* start Data section *

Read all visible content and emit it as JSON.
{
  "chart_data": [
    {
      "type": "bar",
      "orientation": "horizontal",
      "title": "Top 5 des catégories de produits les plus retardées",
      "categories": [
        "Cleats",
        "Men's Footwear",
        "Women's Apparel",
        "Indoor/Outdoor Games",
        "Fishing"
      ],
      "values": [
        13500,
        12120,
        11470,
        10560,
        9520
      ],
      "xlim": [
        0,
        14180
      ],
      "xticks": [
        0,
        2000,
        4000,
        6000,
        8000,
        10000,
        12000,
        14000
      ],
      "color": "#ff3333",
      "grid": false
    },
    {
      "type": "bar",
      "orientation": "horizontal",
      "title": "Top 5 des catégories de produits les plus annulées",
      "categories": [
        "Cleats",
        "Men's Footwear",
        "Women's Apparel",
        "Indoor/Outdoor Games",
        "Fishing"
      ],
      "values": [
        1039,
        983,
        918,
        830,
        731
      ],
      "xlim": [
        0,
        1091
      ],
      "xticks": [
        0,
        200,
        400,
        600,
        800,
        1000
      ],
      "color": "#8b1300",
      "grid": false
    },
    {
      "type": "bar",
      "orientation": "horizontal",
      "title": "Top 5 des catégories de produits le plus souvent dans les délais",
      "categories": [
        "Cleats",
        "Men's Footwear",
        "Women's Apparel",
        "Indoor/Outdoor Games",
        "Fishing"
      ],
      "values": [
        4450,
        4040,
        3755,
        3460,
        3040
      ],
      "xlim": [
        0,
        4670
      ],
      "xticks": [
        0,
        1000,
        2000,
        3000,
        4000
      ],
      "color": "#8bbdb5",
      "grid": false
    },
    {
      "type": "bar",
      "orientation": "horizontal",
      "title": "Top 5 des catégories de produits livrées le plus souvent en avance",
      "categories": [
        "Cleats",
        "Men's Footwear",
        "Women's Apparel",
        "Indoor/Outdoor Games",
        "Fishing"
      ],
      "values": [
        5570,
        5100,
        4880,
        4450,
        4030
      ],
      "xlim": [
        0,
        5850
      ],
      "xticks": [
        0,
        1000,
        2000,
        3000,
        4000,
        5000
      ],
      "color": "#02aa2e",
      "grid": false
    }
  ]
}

* end Data section *

## Your task
Reproduce the entries above in full, verbatim.

## Solution to the problem
Read all visible content and emit it as JSON.
{
  "chart_data": [
    {
      "type": "bar",
      "orientation": "horizontal",
      "title": "Top 5 des catégories de produits les plus retardées",
      "categories": [
        "Cleats",
        "Men's Footwear",
        "Women's Apparel",
        "Indoor/Outdoor Games",
        "Fishing"
      ],
      "values": [
        13500,
        12120,
        11470,
        10560,
        9520
      ],
      "xlim": [
        0,
        14180
      ],
      "xticks": [
        0,
        2000,
        4000,
        6000,
        8000,
        10000,
        12000,
        14000
      ],
      "color": "#ff3333",
      "grid": false
    },
    {
      "type": "bar",
      "orientation": "horizontal",
      "title": "Top 5 des catégories de produits les plus annulées",
      "categories": [
        "Cleats",
        "Men's Footwear",
        "Women's Apparel",
        "Indoor/Outdoor Games",
        "Fishing"
      ],
      "values": [
        1039,
        983,
        918,
        830,
        731
      ],
      "xlim": [
        0,
        1091
      ],
      "xticks": [
        0,
        200,
        400,
        600,
        800,
        1000
      ],
      "color": "#8b1300",
      "grid": false
    },
    {
      "type": "bar",
      "orientation": "horizontal",
      "title": "Top 5 des catégories de produits le plus souvent dans les délais",
      "categories": [
        "Cleats",
        "Men's Footwear",
        "Women's Apparel",
        "Indoor/Outdoor Games",
        "Fishing"
      ],
      "values": [
        4450,
        4040,
        3755,
        3460,
        3040
      ],
      "xlim": [
        0,
        4670
      ],
      "xticks": [
        0,
        1000,
        2000,
        3000,
        4000
      ],
      "color": "#8bbdb5",
      "grid": false
    },
    {
      "type": "bar",
      "orientation": "horizontal",
      "title": "Top 5 des catégories de produits livrées le plus souvent en avance",
      "categories": [
        "Cleats",
        "Men's Footwear",
        "Women's Apparel",
        "Indoor/Outdoor Games",
        "Fishing"
      ],
      "values": [
        5570,
        5100,
        4880,
        4450,
        4030
      ],
      "xlim": [
        0,
        5850
      ],
      "xticks": [
        0,
        1000,
        2000,
        3000,
        4000,
        5000
      ],
      "color": "#02aa2e",
      "grid": false
    }
  ]
}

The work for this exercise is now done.